_Objective:_
Put each line from the beginning of the records down through the line containing "non-icu-data-point bbox=[676, 1148, 680, 1152]" into a JSON list of strings, one string per line and no blank lines.

(Spatial annotation entries)
════
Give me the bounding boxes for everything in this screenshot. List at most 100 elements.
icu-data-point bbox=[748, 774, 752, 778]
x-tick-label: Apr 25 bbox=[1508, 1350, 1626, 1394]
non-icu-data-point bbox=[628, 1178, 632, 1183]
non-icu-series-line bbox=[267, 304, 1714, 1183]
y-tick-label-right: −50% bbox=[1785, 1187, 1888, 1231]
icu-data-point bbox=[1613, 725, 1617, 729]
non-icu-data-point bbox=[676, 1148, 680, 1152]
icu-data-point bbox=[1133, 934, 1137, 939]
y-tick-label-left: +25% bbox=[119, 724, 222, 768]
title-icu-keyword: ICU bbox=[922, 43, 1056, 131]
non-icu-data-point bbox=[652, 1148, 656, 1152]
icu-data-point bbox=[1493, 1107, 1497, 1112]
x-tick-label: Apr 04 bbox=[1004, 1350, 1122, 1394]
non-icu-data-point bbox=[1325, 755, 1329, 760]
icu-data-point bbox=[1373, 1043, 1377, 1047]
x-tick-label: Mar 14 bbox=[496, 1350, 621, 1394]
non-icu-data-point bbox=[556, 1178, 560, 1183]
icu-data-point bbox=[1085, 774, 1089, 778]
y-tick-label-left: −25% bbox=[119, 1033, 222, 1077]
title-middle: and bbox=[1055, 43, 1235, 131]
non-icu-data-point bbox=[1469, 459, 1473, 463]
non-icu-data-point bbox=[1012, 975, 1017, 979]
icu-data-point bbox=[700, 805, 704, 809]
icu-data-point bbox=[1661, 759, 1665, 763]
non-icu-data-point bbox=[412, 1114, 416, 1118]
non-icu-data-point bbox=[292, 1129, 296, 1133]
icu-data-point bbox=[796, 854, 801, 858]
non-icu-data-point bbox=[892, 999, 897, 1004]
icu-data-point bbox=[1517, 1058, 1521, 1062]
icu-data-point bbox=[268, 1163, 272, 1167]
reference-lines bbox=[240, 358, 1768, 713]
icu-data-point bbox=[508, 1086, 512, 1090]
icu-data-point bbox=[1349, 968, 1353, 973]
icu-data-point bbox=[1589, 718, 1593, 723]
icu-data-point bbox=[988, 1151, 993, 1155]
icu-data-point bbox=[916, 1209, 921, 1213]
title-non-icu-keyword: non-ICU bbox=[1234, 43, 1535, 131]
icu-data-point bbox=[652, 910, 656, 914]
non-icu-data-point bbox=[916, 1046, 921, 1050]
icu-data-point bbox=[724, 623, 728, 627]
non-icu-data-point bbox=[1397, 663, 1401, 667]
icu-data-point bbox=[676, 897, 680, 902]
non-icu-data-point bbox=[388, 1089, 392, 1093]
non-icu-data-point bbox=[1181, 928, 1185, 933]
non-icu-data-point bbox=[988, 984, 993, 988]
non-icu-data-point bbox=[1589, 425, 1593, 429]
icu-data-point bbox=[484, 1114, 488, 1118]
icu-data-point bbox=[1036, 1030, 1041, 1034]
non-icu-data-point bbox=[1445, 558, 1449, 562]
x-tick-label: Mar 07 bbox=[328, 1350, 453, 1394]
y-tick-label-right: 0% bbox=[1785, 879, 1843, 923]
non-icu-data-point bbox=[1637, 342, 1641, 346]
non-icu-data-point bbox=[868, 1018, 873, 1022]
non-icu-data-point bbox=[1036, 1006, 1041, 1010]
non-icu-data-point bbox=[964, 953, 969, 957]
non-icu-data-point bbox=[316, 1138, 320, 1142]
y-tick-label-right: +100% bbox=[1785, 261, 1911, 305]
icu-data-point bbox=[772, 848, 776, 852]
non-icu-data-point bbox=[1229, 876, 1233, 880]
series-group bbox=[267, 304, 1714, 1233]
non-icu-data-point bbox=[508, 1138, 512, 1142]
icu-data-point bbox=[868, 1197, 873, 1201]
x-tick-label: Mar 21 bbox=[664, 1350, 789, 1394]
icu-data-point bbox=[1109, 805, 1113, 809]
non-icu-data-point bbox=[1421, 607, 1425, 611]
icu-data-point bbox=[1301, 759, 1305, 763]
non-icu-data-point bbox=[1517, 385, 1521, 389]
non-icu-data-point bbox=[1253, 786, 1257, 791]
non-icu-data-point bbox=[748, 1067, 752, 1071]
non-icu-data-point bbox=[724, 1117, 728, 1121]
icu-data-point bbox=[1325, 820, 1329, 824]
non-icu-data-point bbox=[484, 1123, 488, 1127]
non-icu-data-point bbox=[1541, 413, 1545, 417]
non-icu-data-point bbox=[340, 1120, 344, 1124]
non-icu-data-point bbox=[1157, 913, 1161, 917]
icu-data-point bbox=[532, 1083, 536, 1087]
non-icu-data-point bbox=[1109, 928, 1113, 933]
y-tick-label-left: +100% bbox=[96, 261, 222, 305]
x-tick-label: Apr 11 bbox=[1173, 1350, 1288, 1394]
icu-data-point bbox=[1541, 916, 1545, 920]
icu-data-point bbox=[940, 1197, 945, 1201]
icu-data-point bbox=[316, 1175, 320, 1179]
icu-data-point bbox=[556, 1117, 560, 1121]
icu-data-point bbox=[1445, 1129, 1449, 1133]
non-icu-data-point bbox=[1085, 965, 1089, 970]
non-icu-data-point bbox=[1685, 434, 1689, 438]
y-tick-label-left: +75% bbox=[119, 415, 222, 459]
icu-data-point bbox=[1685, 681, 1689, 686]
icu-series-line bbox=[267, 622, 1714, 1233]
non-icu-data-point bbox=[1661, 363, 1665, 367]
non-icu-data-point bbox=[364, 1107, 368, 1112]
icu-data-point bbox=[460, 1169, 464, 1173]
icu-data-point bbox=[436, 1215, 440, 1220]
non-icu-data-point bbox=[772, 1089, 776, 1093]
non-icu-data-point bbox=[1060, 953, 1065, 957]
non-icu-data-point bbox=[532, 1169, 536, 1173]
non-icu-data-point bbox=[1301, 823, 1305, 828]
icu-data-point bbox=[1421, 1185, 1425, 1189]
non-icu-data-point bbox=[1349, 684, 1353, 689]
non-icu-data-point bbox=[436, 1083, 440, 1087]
════
_Exercise result:_
[
  "Give me the bounding boxes for everything in this screenshot. List at most 100 elements.",
  "icu-data-point bbox=[748, 774, 752, 778]",
  "x-tick-label: Apr 25 bbox=[1508, 1350, 1626, 1394]",
  "non-icu-data-point bbox=[628, 1178, 632, 1183]",
  "non-icu-series-line bbox=[267, 304, 1714, 1183]",
  "y-tick-label-right: −50% bbox=[1785, 1187, 1888, 1231]",
  "icu-data-point bbox=[1613, 725, 1617, 729]",
  "non-icu-data-point bbox=[676, 1148, 680, 1152]"
]